BEGIN
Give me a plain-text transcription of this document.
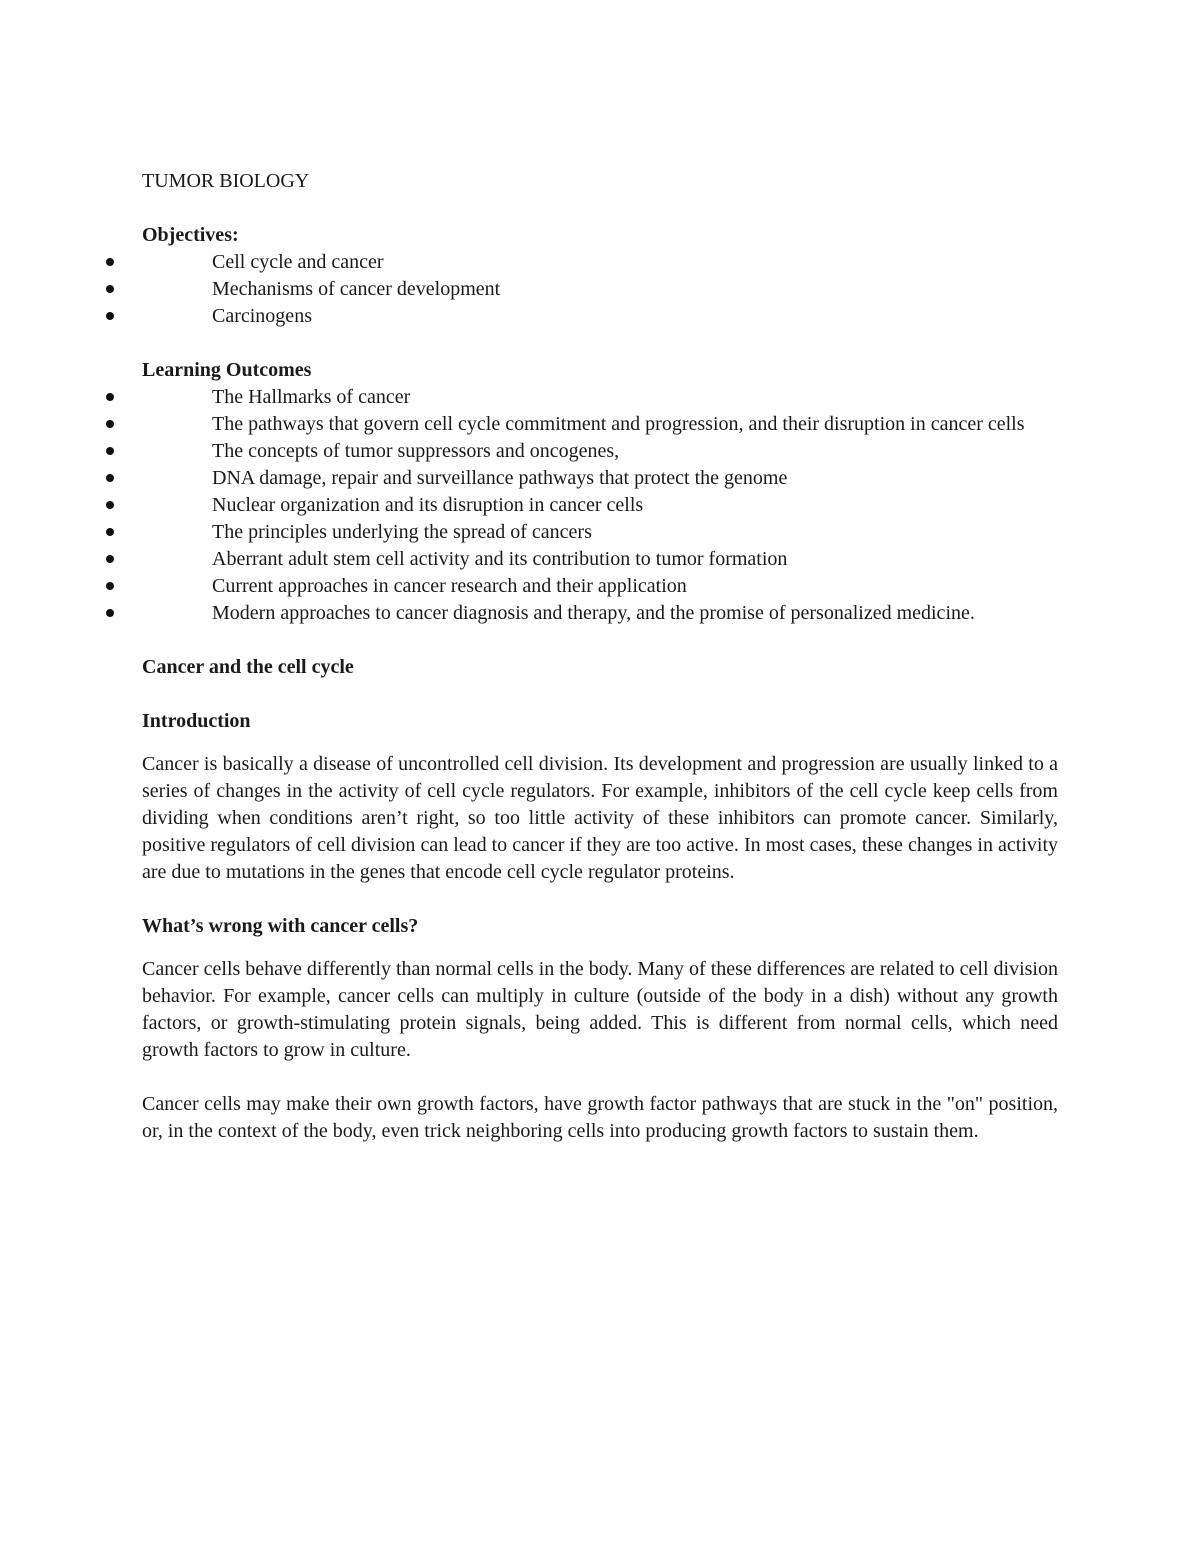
TUMOR BIOLOGY
Objectives:
Cell cycle and cancer
Mechanisms of cancer development
Carcinogens
Learning Outcomes
The Hallmarks of cancer
The pathways that govern cell cycle commitment and progression, and their disruption in cancer cells
The concepts of tumor suppressors and oncogenes,
DNA damage, repair and surveillance pathways that protect the genome
Nuclear organization and its disruption in cancer cells
The principles underlying the spread of cancers
Aberrant adult stem cell activity and its contribution to tumor formation
Current approaches in cancer research and their application
Modern approaches to cancer diagnosis and therapy, and the promise of personalized medicine.
Cancer and the cell cycle
Introduction

Cancer is basically a disease of uncontrolled cell division. Its development and progression are usually linked to a series of changes in the activity of cell cycle regulators. For example, inhibitors of the cell cycle keep cells from dividing when conditions aren’t right, so too little activity of these inhibitors can promote cancer. Similarly, positive regulators of cell division can lead to cancer if they are too active. In most cases, these changes in activity are due to mutations in the genes that encode cell cycle regulator proteins.

What’s wrong with cancer cells?

Cancer cells behave differently than normal cells in the body. Many of these differences are related to cell division behavior. For example, cancer cells can multiply in culture (outside of the body in a dish) without any growth factors, or growth-stimulating protein signals, being added. This is different from normal cells, which need growth factors to grow in culture.

Cancer cells may make their own growth factors, have growth factor pathways that are stuck in the "on" position, or, in the context of the body, even trick neighboring cells into producing growth factors to sustain them.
END
[What you will do] Say how many lines of the data hold the word "factors", and leave out everything but the number.

[Solution to this task] 2